> [SET PROBLEM] Each line of the listing must be transcribed exactly, except for the images, which should be excluded.

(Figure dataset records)
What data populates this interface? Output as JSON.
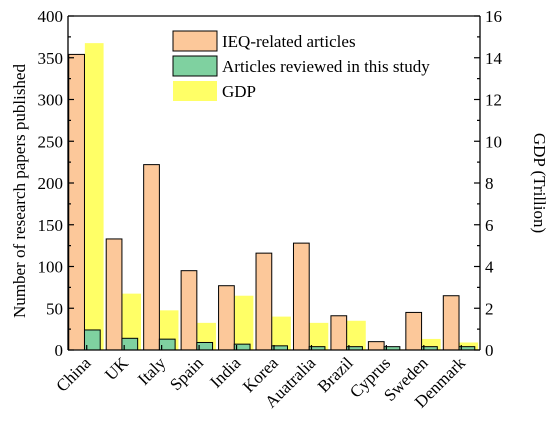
{
  "chart_data": {
    "type": "bar",
    "categories": [
      "China",
      "UK",
      "Italy",
      "Spain",
      "India",
      "Korea",
      "Auatralia",
      "Brazil",
      "Cyprus",
      "Sweden",
      "Denmark"
    ],
    "series": [
      {
        "name": "GDP",
        "axis": "right",
        "color": "#ffff66",
        "values": [
          14.7,
          2.7,
          1.9,
          1.3,
          2.6,
          1.6,
          1.3,
          1.4,
          0.03,
          0.53,
          0.36
        ]
      },
      {
        "name": "IEQ-related articles",
        "axis": "left",
        "color": "#fcc89a",
        "values": [
          354,
          133,
          222,
          95,
          77,
          116,
          128,
          41,
          10,
          45,
          65
        ]
      },
      {
        "name": "Articles reviewed in this study",
        "axis": "left",
        "color": "#7fd1a0",
        "values": [
          24,
          14,
          13,
          9,
          7,
          5,
          4,
          4,
          4,
          4,
          4
        ]
      }
    ],
    "legend": [
      "IEQ-related articles",
      "Articles reviewed in this study",
      "GDP"
    ],
    "legend_position": "top-right",
    "ylabel": "Number of research papers published",
    "y2label": "GDP (Trillion)",
    "ylim": [
      0,
      400
    ],
    "y2lim": [
      0,
      16
    ],
    "yticks": [
      "0",
      "50",
      "100",
      "150",
      "200",
      "250",
      "300",
      "350",
      "400"
    ],
    "y2ticks": [
      "0",
      "2",
      "4",
      "6",
      "8",
      "10",
      "12",
      "14",
      "16"
    ],
    "grid": false
  }
}
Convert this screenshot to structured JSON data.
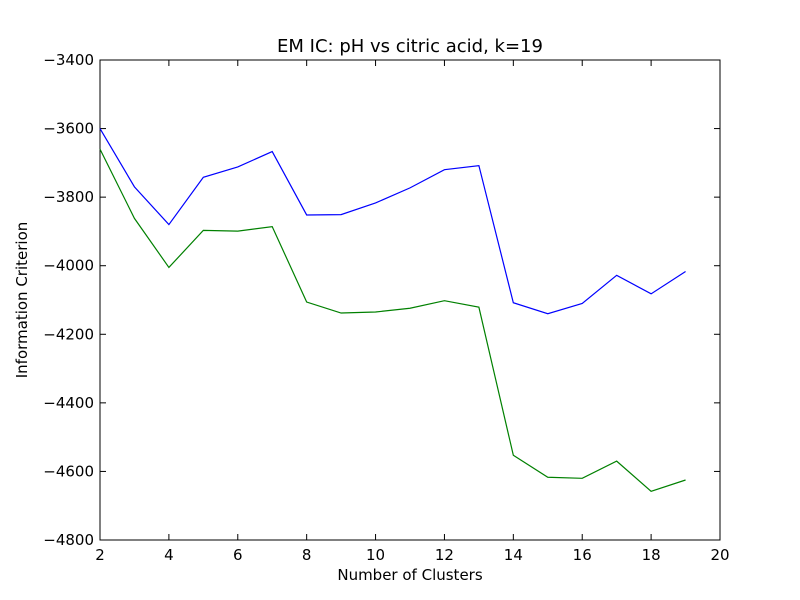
{
  "chart_data": {
    "type": "line",
    "title": "EM IC: pH vs citric acid, k=19",
    "xlabel": "Number of Clusters",
    "ylabel": "Information Criterion",
    "xlim": [
      2,
      20
    ],
    "ylim": [
      -4800,
      -3400
    ],
    "xticks": [
      2,
      4,
      6,
      8,
      10,
      12,
      14,
      16,
      18,
      20
    ],
    "yticks": [
      -3400,
      -3600,
      -3800,
      -4000,
      -4200,
      -4400,
      -4600,
      -4800
    ],
    "grid": false,
    "legend": "none",
    "x": [
      2,
      3,
      4,
      5,
      6,
      7,
      8,
      9,
      10,
      11,
      12,
      13,
      14,
      15,
      16,
      17,
      18,
      19
    ],
    "series": [
      {
        "color": "#0000ff",
        "values": [
          -3600,
          -3770,
          -3880,
          -3742,
          -3712,
          -3667,
          -3852,
          -3851,
          -3817,
          -3773,
          -3720,
          -3708,
          -4108,
          -4140,
          -4110,
          -4028,
          -4082,
          -4017
        ]
      },
      {
        "color": "#008000",
        "values": [
          -3660,
          -3862,
          -4005,
          -3897,
          -3899,
          -3886,
          -4106,
          -4138,
          -4135,
          -4124,
          -4102,
          -4121,
          -4553,
          -4617,
          -4620,
          -4570,
          -4658,
          -4625
        ]
      }
    ]
  }
}
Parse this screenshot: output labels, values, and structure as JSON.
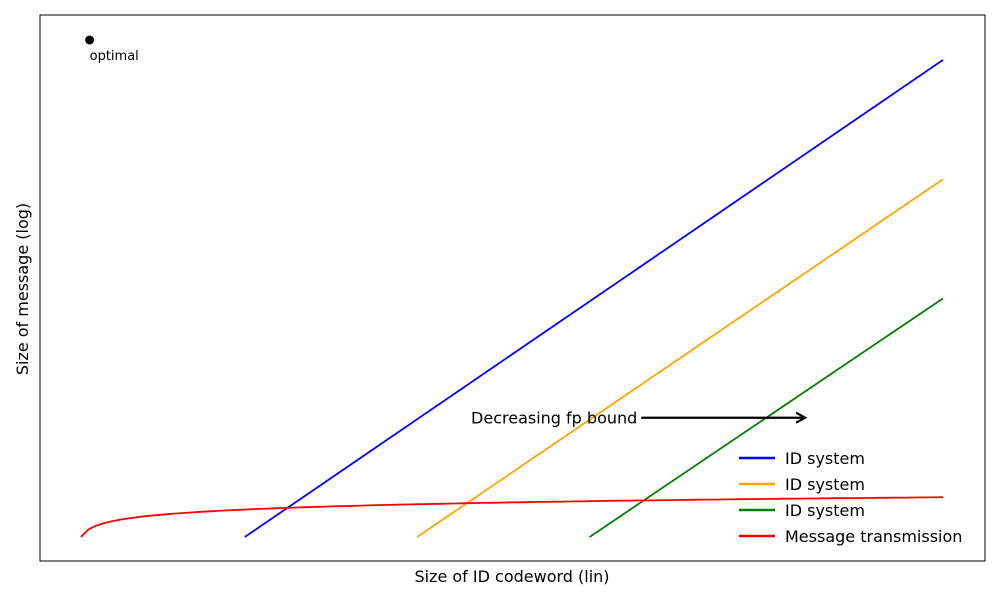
{
  "chart_data": {
    "type": "line",
    "title": "",
    "xlabel": "Size of ID codeword (lin)",
    "ylabel": "Size of message (log)",
    "xlim": [
      -0.05,
      1.05
    ],
    "ylim": [
      -0.05,
      1.05
    ],
    "xscale": "linear",
    "yscale": "log (unlabeled)",
    "grid": false,
    "ticks_shown": false,
    "legend_position": "bottom-right",
    "series": [
      {
        "name": "ID system",
        "color": "#0000ff",
        "x": [
          0.19,
          1.0
        ],
        "y": [
          0.0,
          0.96
        ]
      },
      {
        "name": "ID system",
        "color": "#ffa500",
        "x": [
          0.39,
          1.0
        ],
        "y": [
          0.0,
          0.72
        ]
      },
      {
        "name": "ID system",
        "color": "#008000",
        "x": [
          0.59,
          1.0
        ],
        "y": [
          0.0,
          0.48
        ]
      },
      {
        "name": "Message transmission",
        "color": "#ff0000",
        "curve": "logarithmic",
        "x_start": 0.0,
        "x_end": 1.0,
        "y_start": 0.0,
        "y_end": 0.08
      }
    ],
    "points": [
      {
        "label": "optimal",
        "x": 0.01,
        "y": 1.0,
        "color": "#000000"
      }
    ],
    "annotations": [
      {
        "text": "Decreasing fp bound",
        "arrow_from_x": 0.65,
        "arrow_to_x": 0.84,
        "y": 0.24
      }
    ]
  }
}
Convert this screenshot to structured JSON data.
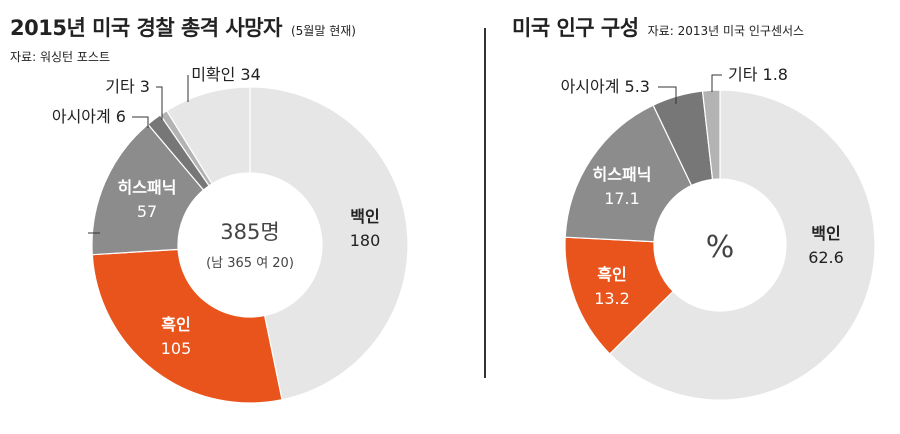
{
  "chart_data": [
    {
      "type": "pie",
      "title": "2015년 미국 경찰 총격 사망자",
      "subtitle": "(5월말 현재)",
      "source": "자료: 워싱턴 포스트",
      "center_value": "385명",
      "center_note": "(남 365 여 20)",
      "slices": [
        {
          "label": "백인",
          "value": 180,
          "display": "180",
          "color": "#e6e6e6"
        },
        {
          "label": "흑인",
          "value": 105,
          "display": "105",
          "color": "#e9541c"
        },
        {
          "label": "히스패닉",
          "value": 57,
          "display": "57",
          "color": "#8c8c8c"
        },
        {
          "label": "아시아계",
          "value": 6,
          "display": "6",
          "color": "#777777"
        },
        {
          "label": "기타",
          "value": 3,
          "display": "3",
          "color": "#b3b3b3"
        },
        {
          "label": "미확인",
          "value": 34,
          "display": "34",
          "color": "#e6e6e6"
        }
      ]
    },
    {
      "type": "pie",
      "title": "미국 인구 구성",
      "source": "자료: 2013년 미국 인구센서스",
      "center_value": "%",
      "slices": [
        {
          "label": "백인",
          "value": 62.6,
          "display": "62.6",
          "color": "#e6e6e6"
        },
        {
          "label": "흑인",
          "value": 13.2,
          "display": "13.2",
          "color": "#e9541c"
        },
        {
          "label": "히스패닉",
          "value": 17.1,
          "display": "17.1",
          "color": "#8c8c8c"
        },
        {
          "label": "아시아계",
          "value": 5.3,
          "display": "5.3",
          "color": "#777777"
        },
        {
          "label": "기타",
          "value": 1.8,
          "display": "1.8",
          "color": "#b3b3b3"
        }
      ]
    }
  ]
}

> [TASK RESULT]
What data populates this interface? Output as JSON.
{
  "chart_data": {
    "type": "bar",
    "categories": [
      "China",
      "UK",
      "Italy",
      "Spain",
      "India",
      "Korea",
      "Auatralia",
      "Brazil",
      "Cyprus",
      "Sweden",
      "Denmark"
    ],
    "series": [
      {
        "name": "GDP",
        "axis": "right",
        "color": "#ffff66",
        "values": [
          14.7,
          2.7,
          1.9,
          1.3,
          2.6,
          1.6,
          1.3,
          1.4,
          0.03,
          0.53,
          0.36
        ]
      },
      {
        "name": "IEQ-related articles",
        "axis": "left",
        "color": "#fcc89a",
        "values": [
          354,
          133,
          222,
          95,
          77,
          116,
          128,
          41,
          10,
          45,
          65
        ]
      },
      {
        "name": "Articles reviewed in this study",
        "axis": "left",
        "color": "#7fd1a0",
        "values": [
          24,
          14,
          13,
          9,
          7,
          5,
          4,
          4,
          4,
          4,
          4
        ]
      }
    ],
    "legend": [
      "IEQ-related articles",
      "Articles reviewed in this study",
      "GDP"
    ],
    "legend_position": "top-right",
    "ylabel": "Number of research papers published",
    "y2label": "GDP (Trillion)",
    "ylim": [
      0,
      400
    ],
    "y2lim": [
      0,
      16
    ],
    "yticks": [
      "0",
      "50",
      "100",
      "150",
      "200",
      "250",
      "300",
      "350",
      "400"
    ],
    "y2ticks": [
      "0",
      "2",
      "4",
      "6",
      "8",
      "10",
      "12",
      "14",
      "16"
    ],
    "grid": false
  }
}
Convert this screenshot to structured JSON data.
{
  "chart_data": {
    "type": "line",
    "title": "EM IC: pH vs citric acid, k=19",
    "xlabel": "Number of Clusters",
    "ylabel": "Information Criterion",
    "xlim": [
      2,
      20
    ],
    "ylim": [
      -4800,
      -3400
    ],
    "xticks": [
      2,
      4,
      6,
      8,
      10,
      12,
      14,
      16,
      18,
      20
    ],
    "yticks": [
      -3400,
      -3600,
      -3800,
      -4000,
      -4200,
      -4400,
      -4600,
      -4800
    ],
    "grid": false,
    "legend": "none",
    "x": [
      2,
      3,
      4,
      5,
      6,
      7,
      8,
      9,
      10,
      11,
      12,
      13,
      14,
      15,
      16,
      17,
      18,
      19
    ],
    "series": [
      {
        "color": "#0000ff",
        "values": [
          -3600,
          -3770,
          -3880,
          -3742,
          -3712,
          -3667,
          -3852,
          -3851,
          -3817,
          -3773,
          -3720,
          -3708,
          -4108,
          -4140,
          -4110,
          -4028,
          -4082,
          -4017
        ]
      },
      {
        "color": "#008000",
        "values": [
          -3660,
          -3862,
          -4005,
          -3897,
          -3899,
          -3886,
          -4106,
          -4138,
          -4135,
          -4124,
          -4102,
          -4121,
          -4553,
          -4617,
          -4620,
          -4570,
          -4658,
          -4625
        ]
      }
    ]
  }
}
Parse this screenshot: output labels, values, and structure as JSON.
{
  "chart_data": {
    "type": "line",
    "title": "",
    "xlabel": "Size of ID codeword (lin)",
    "ylabel": "Size of message (log)",
    "xlim": [
      -0.05,
      1.05
    ],
    "ylim": [
      -0.05,
      1.05
    ],
    "xscale": "linear",
    "yscale": "log (unlabeled)",
    "grid": false,
    "ticks_shown": false,
    "legend_position": "bottom-right",
    "series": [
      {
        "name": "ID system",
        "color": "#0000ff",
        "x": [
          0.19,
          1.0
        ],
        "y": [
          0.0,
          0.96
        ]
      },
      {
        "name": "ID system",
        "color": "#ffa500",
        "x": [
          0.39,
          1.0
        ],
        "y": [
          0.0,
          0.72
        ]
      },
      {
        "name": "ID system",
        "color": "#008000",
        "x": [
          0.59,
          1.0
        ],
        "y": [
          0.0,
          0.48
        ]
      },
      {
        "name": "Message transmission",
        "color": "#ff0000",
        "curve": "logarithmic",
        "x_start": 0.0,
        "x_end": 1.0,
        "y_start": 0.0,
        "y_end": 0.08
      }
    ],
    "points": [
      {
        "label": "optimal",
        "x": 0.01,
        "y": 1.0,
        "color": "#000000"
      }
    ],
    "annotations": [
      {
        "text": "Decreasing fp bound",
        "arrow_from_x": 0.65,
        "arrow_to_x": 0.84,
        "y": 0.24
      }
    ]
  }
}
Convert this screenshot to structured JSON data.
{
  "chart_data": [
    {
      "type": "pie",
      "title": "2015년 미국 경찰 총격 사망자",
      "subtitle": "(5월말 현재)",
      "source": "자료: 워싱턴 포스트",
      "center_value": "385명",
      "center_note": "(남 365 여 20)",
      "slices": [
        {
          "label": "백인",
          "value": 180,
          "display": "180",
          "color": "#e6e6e6"
        },
        {
          "label": "흑인",
          "value": 105,
          "display": "105",
          "color": "#e9541c"
        },
        {
          "label": "히스패닉",
          "value": 57,
          "display": "57",
          "color": "#8c8c8c"
        },
        {
          "label": "아시아계",
          "value": 6,
          "display": "6",
          "color": "#777777"
        },
        {
          "label": "기타",
          "value": 3,
          "display": "3",
          "color": "#b3b3b3"
        },
        {
          "label": "미확인",
          "value": 34,
          "display": "34",
          "color": "#e6e6e6"
        }
      ]
    },
    {
      "type": "pie",
      "title": "미국 인구 구성",
      "source": "자료: 2013년 미국 인구센서스",
      "center_value": "%",
      "slices": [
        {
          "label": "백인",
          "value": 62.6,
          "display": "62.6",
          "color": "#e6e6e6"
        },
        {
          "label": "흑인",
          "value": 13.2,
          "display": "13.2",
          "color": "#e9541c"
        },
        {
          "label": "히스패닉",
          "value": 17.1,
          "display": "17.1",
          "color": "#8c8c8c"
        },
        {
          "label": "아시아계",
          "value": 5.3,
          "display": "5.3",
          "color": "#777777"
        },
        {
          "label": "기타",
          "value": 1.8,
          "display": "1.8",
          "color": "#b3b3b3"
        }
      ]
    }
  ]
}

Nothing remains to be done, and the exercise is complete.